Задание 1 » Можете процитировать фрагмент о Битове целиком, слово в слово?

Фрагмент документа »
◇ ◇ ◇ ◇

Читаем Андрей Битов: Мираж сюжета полностью

В «Пушкинском доме» находим такую мысль в этой связи – «более правильной последовательности, чем временная, все-таки нет: именно в ней содержатся не только нами открытые закономерности, но и те, которые мы не улавливаем до сих пор».

Перечисление событий в хронологическом порядке, безусловно, логично и достаточно информативно, оно легко считывается здравомыслами, не претендующими на знание дословесного и предсловесного. Однако обратная последовательность, обратная хронология, когда тайное становится явным, потому что время имеет свойство протекать вспять, куда более подходит нашему повествованию об авторе, которого уже нет, но при этом он есть в собственных его текстах.

Так и смотрит Битов на свое отражение в черном окне вагона, на отражение, за которым проносятся назад мачты привокзального освещения, мосты и эстакады, на отражение, которое движется в пространстве, пересекает местность сна, а он – автор при этом оказывается неподвижен, находясь в другом измерении и времени.

Как уже было замечено выше, окно напоминает сработанную из черного мрамора мемориальную доску, на которой написано: «В этом доме с середины 70-х годов ХХ века по 2018 год жил известный русский писатель Андрей Георгиевич Битов» (адрес сообщается в примечании: улица Краснопрудная, 30–34, с.1)

Получается, что ровно через 21 год после зимних событий сна 1997 года, зафиксированных сочинителем в своей записной книжке, тоже зимой произошли события, которыми, по сути, надо было заканчивать эту книгу – отпевание раба Божьего Андрея в Покровской церкви, что в Красном селе у ручья.

Но мы, сообразно всему вышесказанному начинаем ее (книгу) именно ими (событиями).

◇ ◇ ◇ ◇

Задание 2 » Можете переписать из листинга всё от строки с «legend-label: Vrouwen bbox=[566, 523, 636, 542]» вниз до строки с «Localize each UI» включительно, заменив «legend-swatch» на «legend-color-box» и оставив прочее без изменений? Выведите только эти строки.

◇ ◇ ◇ ◇

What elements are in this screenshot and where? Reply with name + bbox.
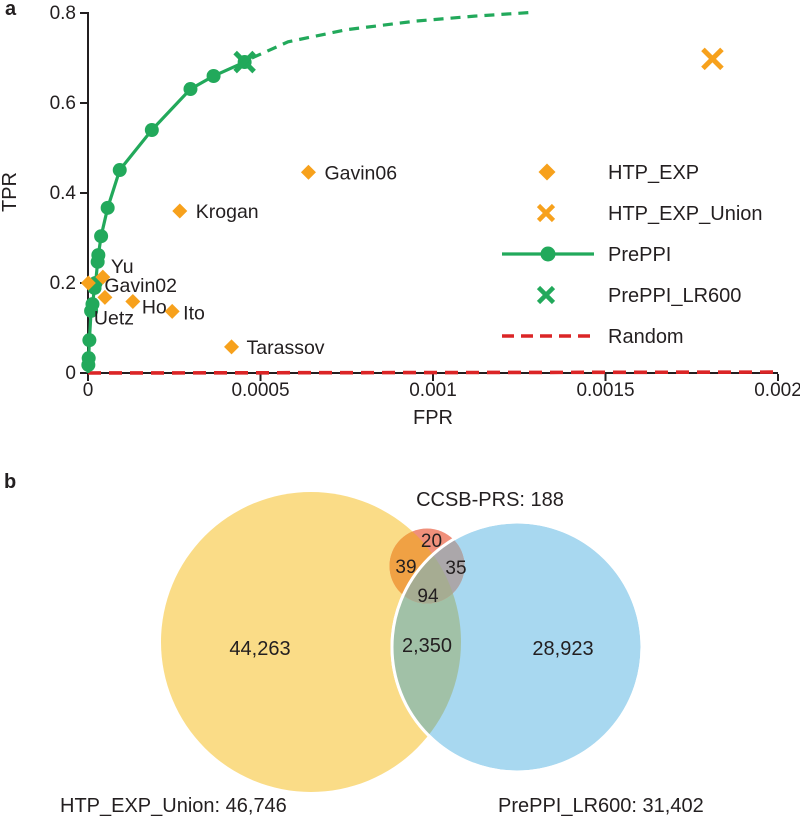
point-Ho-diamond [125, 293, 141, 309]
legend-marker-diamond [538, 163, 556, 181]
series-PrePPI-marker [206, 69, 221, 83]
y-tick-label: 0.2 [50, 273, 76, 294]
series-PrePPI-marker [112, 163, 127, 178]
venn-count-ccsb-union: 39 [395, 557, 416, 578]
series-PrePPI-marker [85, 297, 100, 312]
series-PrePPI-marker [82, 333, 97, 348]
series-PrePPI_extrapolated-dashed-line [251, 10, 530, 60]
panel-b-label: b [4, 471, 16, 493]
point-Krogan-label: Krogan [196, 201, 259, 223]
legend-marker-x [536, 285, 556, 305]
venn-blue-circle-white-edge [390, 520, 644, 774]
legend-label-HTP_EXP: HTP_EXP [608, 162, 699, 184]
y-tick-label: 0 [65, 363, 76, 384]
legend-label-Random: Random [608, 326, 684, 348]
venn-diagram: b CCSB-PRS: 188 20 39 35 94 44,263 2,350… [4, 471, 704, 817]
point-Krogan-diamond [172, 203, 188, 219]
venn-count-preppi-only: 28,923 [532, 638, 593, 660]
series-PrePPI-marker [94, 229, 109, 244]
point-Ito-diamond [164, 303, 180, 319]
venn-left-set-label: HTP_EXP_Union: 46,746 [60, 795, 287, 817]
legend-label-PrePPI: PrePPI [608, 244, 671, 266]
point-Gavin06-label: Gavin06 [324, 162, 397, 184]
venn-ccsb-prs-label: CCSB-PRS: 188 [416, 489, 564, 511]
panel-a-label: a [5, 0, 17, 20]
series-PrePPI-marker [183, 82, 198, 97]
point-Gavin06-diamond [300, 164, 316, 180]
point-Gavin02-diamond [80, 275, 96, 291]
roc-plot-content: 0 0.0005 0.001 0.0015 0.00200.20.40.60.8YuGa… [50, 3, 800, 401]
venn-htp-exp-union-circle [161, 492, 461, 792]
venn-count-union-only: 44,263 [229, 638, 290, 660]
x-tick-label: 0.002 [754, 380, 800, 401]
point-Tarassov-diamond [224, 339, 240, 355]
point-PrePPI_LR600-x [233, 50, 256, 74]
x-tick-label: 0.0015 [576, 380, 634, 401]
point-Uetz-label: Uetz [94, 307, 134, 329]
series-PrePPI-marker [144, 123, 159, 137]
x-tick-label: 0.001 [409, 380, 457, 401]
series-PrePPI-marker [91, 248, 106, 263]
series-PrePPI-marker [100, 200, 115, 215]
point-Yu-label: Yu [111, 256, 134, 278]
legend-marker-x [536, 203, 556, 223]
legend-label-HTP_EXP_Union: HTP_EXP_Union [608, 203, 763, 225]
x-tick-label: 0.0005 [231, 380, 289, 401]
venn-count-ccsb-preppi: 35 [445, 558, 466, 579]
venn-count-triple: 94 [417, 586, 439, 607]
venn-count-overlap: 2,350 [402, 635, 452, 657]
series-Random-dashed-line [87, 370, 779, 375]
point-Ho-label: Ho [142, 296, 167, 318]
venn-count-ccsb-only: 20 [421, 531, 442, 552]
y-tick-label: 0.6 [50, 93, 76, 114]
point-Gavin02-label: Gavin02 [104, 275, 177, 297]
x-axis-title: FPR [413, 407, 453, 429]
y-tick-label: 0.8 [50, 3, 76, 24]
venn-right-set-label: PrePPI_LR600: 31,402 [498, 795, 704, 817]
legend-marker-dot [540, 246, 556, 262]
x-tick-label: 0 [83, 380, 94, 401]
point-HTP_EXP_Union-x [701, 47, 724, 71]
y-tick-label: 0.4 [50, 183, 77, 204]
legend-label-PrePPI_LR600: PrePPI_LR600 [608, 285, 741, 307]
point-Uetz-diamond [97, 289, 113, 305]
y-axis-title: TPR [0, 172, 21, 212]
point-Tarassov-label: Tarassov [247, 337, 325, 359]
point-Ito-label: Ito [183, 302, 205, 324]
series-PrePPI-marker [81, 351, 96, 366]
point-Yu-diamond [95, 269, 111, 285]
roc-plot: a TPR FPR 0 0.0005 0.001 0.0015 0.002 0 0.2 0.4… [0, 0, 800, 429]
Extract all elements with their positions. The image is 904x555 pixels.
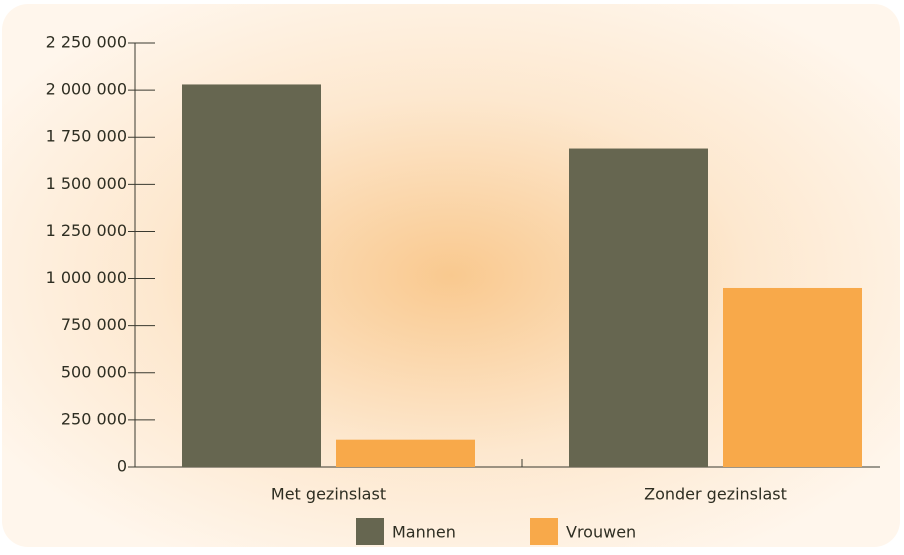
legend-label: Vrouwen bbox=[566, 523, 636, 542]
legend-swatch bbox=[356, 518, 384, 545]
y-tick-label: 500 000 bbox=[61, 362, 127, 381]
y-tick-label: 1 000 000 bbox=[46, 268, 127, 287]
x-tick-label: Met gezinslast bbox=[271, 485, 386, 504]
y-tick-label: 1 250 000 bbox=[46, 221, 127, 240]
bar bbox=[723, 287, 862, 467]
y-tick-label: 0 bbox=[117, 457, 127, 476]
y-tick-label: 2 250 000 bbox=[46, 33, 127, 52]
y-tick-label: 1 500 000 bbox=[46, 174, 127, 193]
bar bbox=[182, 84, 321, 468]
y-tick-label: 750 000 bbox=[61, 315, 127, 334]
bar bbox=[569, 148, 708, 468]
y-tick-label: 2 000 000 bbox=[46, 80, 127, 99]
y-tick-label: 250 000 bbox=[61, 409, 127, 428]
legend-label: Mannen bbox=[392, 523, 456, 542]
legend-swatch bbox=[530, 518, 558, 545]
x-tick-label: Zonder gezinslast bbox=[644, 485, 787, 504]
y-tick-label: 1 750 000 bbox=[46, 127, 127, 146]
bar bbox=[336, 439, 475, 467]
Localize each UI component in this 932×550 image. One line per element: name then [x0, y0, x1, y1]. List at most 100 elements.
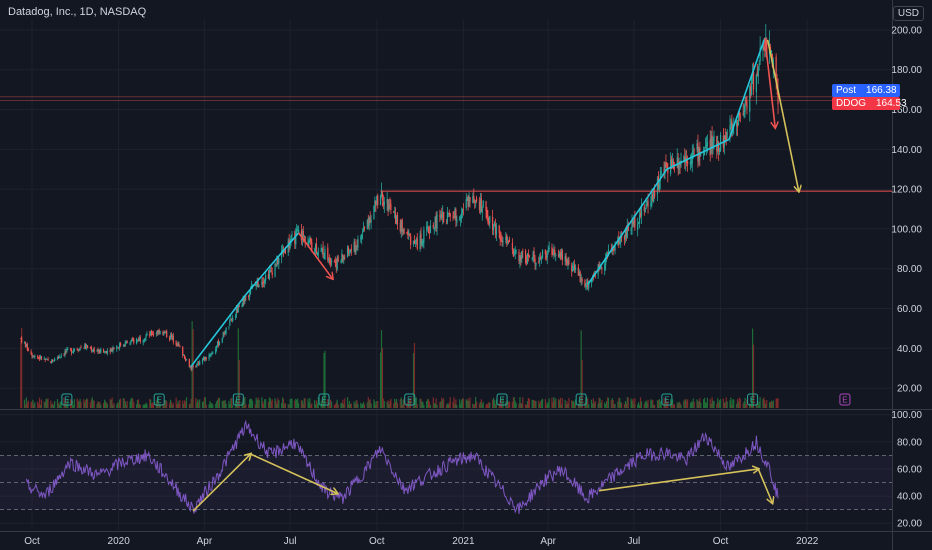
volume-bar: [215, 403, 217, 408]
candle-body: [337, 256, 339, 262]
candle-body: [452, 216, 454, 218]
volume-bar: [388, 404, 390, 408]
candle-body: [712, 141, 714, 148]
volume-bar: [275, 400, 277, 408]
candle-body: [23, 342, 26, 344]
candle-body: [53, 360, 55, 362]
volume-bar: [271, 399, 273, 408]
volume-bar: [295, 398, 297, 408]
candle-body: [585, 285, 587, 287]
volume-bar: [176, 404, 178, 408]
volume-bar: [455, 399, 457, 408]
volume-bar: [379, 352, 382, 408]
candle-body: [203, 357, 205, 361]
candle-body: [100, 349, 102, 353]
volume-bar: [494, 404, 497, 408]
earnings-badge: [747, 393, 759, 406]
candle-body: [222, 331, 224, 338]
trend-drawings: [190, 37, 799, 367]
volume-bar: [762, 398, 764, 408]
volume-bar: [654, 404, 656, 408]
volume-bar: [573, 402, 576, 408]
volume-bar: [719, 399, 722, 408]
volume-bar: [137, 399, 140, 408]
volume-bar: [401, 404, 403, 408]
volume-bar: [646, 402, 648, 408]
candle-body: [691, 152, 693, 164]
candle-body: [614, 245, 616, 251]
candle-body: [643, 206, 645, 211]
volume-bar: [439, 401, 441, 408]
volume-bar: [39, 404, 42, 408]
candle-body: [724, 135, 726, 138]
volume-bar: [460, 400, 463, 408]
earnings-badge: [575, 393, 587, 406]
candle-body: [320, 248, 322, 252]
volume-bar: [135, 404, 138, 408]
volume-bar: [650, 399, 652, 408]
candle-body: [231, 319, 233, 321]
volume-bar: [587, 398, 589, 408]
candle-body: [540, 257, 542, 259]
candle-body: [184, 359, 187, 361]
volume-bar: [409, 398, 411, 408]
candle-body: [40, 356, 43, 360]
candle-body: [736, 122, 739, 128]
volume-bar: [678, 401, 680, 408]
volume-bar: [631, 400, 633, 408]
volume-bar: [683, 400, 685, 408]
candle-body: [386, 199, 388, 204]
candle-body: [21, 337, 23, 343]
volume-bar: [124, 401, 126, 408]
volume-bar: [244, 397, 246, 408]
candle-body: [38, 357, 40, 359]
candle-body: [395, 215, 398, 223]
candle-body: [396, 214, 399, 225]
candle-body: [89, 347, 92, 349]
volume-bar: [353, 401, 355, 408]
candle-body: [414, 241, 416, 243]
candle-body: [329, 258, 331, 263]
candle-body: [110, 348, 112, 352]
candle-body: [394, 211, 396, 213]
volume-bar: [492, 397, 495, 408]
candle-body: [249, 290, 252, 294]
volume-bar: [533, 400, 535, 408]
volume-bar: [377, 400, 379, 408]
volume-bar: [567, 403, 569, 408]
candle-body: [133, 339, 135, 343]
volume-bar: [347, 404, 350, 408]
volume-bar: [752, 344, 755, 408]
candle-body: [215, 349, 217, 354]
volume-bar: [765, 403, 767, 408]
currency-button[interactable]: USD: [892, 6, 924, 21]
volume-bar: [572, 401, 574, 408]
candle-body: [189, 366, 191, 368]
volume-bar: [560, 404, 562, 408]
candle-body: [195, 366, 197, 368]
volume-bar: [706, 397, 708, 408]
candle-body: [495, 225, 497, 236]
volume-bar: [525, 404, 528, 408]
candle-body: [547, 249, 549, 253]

◇ ◇ ◇ ◇

Решение задания 1 »
Читаем Андрей Битов: Мираж сюжета полностью

В «Пушкинском доме» находим такую мысль в этой связи – «более правильной последовательности, чем временная, все-таки нет: именно в ней содержатся не только нами открытые закономерности, но и те, которые мы не улавливаем до сих пор».

Перечисление событий в хронологическом порядке, безусловно, логично и достаточно информативно, оно легко считывается здравомыслами, не претендующими на знание дословесного и предсловесного. Однако обратная последовательность, обратная хронология, когда тайное становится явным, потому что время имеет свойство протекать вспять, куда более подходит нашему повествованию об авторе, которого уже нет, но при этом он есть в собственных его текстах.

Так и смотрит Битов на свое отражение в черном окне вагона, на отражение, за которым проносятся назад мачты привокзального освещения, мосты и эстакады, на отражение, которое движется в пространстве, пересекает местность сна, а он – автор при этом оказывается неподвижен, находясь в другом измерении и времени.

Как уже было замечено выше, окно напоминает сработанную из черного мрамора мемориальную доску, на которой написано: «В этом доме с середины 70-х годов ХХ века по 2018 год жил известный русский писатель Андрей Георгиевич Битов» (адрес сообщается в примечании: улица Краснопрудная, 30–34, с.1)

Получается, что ровно через 21 год после зимних событий сна 1997 года, зафиксированных сочинителем в своей записной книжке, тоже зимой произошли события, которыми, по сути, надо было заканчивать эту книгу – отпевание раба Божьего Андрея в Покровской церкви, что в Красном селе у ручья.

Но мы, сообразно всему вышесказанному начинаем ее (книгу) именно ими (событиями).

Решение задания 2 »
legend-label: Vrouwen bbox=[566, 523, 636, 542]
legend-color-box bbox=[356, 518, 384, 545]
y-tick-label: 500 000 bbox=[61, 362, 127, 381]
y-tick-label: 1 000 000 bbox=[46, 268, 127, 287]
x-tick-label: Met gezinslast bbox=[271, 485, 386, 504]
y-tick-label: 1 250 000 bbox=[46, 221, 127, 240]
bar bbox=[723, 287, 862, 467]
y-tick-label: 0 bbox=[117, 457, 127, 476]
y-tick-label: 2 250 000 bbox=[46, 33, 127, 52]
y-tick-label: 1 500 000 bbox=[46, 174, 127, 193]
bar bbox=[182, 84, 321, 468]
y-tick-label: 750 000 bbox=[61, 315, 127, 334]
bar bbox=[569, 148, 708, 468]
y-tick-label: 2 000 000 bbox=[46, 80, 127, 99]
y-tick-label: 250 000 bbox=[61, 409, 127, 428]
legend-label: Mannen bbox=[392, 523, 456, 542]
legend-color-box bbox=[530, 518, 558, 545]
x-tick-label: Zonder gezinslast bbox=[644, 485, 787, 504]
y-tick-label: 1 750 000 bbox=[46, 127, 127, 146]
bar bbox=[336, 439, 475, 467]
Localize each UI component in this 932×550 image. One line per element: name then [x0, y0, x1, y1]. List at most 100 elements.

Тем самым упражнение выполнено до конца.